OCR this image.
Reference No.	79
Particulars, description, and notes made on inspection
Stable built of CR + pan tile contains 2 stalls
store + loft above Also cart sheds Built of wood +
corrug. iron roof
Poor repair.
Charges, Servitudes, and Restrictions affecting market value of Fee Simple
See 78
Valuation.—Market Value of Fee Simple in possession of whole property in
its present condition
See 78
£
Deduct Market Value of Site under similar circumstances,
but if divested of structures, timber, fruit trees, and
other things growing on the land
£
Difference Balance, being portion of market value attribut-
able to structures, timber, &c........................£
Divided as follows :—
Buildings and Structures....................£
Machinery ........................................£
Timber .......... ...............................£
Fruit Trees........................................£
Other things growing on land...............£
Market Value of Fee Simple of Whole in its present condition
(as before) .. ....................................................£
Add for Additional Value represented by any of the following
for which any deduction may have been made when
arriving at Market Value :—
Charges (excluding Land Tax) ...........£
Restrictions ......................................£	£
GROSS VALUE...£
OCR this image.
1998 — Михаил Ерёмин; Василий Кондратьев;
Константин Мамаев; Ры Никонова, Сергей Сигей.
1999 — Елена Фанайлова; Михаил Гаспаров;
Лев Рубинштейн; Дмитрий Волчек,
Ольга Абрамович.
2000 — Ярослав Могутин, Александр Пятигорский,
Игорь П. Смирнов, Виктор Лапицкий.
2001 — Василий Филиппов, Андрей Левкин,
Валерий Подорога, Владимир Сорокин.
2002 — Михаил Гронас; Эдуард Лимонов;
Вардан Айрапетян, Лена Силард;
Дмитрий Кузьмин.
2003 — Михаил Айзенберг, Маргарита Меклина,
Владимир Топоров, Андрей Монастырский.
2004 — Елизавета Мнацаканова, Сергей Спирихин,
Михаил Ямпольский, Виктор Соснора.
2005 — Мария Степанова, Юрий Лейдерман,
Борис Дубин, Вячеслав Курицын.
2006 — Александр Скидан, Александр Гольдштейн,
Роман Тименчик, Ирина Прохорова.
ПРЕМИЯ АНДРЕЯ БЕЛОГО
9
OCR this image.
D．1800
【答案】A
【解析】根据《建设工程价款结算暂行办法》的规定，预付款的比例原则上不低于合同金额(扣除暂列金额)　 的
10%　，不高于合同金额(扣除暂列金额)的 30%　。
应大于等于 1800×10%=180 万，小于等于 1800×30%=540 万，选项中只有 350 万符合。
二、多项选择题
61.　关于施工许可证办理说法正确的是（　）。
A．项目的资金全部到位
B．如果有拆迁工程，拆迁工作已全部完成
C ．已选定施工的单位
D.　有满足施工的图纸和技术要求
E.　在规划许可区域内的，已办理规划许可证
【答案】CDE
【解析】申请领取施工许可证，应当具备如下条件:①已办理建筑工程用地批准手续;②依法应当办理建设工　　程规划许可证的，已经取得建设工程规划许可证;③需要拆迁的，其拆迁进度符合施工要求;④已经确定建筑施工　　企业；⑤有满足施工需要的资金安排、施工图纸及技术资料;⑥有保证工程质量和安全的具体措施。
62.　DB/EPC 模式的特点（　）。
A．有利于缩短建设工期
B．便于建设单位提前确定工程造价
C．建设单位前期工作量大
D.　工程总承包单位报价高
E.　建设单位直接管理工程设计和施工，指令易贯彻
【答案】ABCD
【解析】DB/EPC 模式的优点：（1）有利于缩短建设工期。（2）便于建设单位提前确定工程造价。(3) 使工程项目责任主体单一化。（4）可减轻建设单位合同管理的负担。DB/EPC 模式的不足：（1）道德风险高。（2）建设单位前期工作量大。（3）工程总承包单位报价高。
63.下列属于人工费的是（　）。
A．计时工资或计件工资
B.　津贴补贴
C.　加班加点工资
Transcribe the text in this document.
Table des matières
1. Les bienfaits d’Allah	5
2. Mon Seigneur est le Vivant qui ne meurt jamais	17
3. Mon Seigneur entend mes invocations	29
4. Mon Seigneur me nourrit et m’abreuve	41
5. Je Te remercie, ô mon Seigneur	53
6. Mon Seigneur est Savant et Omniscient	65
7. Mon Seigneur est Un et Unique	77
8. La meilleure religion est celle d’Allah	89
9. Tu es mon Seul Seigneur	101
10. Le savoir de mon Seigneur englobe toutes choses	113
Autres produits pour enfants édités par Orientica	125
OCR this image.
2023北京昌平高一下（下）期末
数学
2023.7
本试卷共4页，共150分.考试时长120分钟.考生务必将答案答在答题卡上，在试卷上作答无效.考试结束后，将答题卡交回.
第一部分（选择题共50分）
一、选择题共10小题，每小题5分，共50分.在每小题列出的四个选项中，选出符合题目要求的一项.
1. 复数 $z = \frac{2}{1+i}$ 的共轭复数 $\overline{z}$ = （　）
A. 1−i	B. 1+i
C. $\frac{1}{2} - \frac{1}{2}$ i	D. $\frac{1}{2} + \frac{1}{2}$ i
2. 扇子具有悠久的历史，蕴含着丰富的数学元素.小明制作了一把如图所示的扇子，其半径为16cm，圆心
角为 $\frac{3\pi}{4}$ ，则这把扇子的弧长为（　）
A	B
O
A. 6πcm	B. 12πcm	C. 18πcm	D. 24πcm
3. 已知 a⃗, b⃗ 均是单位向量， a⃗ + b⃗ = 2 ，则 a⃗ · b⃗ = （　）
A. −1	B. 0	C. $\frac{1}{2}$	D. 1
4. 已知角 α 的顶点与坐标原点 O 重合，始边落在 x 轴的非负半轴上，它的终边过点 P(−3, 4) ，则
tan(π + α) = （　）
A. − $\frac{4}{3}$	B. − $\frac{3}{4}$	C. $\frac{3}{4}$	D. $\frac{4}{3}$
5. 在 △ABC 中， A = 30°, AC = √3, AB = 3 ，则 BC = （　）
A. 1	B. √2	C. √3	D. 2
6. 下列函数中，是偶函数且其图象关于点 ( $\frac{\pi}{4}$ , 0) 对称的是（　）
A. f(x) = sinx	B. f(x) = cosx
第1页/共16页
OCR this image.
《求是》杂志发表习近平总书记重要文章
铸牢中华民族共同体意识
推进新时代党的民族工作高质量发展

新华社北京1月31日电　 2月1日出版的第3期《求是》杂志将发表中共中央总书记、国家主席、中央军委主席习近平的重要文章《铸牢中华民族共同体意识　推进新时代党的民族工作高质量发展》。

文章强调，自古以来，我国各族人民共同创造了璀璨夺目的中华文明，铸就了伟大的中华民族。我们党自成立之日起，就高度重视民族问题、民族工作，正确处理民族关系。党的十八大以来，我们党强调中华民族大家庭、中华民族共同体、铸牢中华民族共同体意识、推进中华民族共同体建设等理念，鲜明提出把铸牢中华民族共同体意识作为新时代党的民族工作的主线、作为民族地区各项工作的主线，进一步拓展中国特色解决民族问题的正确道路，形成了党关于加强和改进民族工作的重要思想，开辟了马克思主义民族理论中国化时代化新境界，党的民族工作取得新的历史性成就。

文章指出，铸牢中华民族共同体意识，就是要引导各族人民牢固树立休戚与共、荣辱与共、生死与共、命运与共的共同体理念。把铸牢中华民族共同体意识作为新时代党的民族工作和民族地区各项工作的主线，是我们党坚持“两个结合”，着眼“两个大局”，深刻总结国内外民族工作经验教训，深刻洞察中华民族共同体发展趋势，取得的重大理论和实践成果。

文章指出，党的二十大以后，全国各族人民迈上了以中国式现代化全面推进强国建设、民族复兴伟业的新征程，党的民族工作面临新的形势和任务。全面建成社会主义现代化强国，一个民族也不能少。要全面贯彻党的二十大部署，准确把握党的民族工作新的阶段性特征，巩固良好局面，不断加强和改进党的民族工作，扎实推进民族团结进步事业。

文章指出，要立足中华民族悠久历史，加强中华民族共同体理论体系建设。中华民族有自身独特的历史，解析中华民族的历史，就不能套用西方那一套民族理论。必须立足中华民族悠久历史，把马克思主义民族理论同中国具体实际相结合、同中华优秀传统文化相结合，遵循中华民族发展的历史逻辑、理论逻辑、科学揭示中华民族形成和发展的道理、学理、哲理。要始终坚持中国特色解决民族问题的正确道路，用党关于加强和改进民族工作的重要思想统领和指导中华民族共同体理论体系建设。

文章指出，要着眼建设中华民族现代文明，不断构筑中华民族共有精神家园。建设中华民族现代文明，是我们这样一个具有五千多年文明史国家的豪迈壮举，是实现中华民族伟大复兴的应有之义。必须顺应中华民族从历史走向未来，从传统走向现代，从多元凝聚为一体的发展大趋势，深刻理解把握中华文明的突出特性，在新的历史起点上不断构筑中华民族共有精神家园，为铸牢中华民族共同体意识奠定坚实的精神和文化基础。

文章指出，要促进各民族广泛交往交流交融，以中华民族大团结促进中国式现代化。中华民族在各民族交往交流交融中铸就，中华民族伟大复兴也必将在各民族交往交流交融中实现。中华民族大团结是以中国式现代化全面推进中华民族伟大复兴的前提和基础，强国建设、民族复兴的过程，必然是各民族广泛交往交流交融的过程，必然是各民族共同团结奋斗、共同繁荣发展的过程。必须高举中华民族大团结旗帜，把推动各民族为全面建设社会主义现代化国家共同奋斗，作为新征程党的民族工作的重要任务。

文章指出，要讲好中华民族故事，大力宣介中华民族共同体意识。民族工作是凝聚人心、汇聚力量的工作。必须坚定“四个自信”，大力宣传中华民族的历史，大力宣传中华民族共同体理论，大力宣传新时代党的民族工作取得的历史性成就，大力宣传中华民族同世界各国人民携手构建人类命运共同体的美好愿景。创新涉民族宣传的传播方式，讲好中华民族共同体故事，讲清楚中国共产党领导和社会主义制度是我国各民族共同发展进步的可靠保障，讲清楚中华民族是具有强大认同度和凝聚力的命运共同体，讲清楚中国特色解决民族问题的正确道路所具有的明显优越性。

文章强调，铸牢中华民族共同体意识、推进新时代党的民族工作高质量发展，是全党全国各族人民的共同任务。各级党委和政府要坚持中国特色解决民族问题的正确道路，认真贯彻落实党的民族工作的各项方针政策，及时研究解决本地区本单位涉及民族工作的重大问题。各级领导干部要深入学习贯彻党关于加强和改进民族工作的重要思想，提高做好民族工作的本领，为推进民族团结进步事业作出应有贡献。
══════════════════════════════
What the task asks: Write only the number of lines in the data above that include "Seigneur".

Solution: 8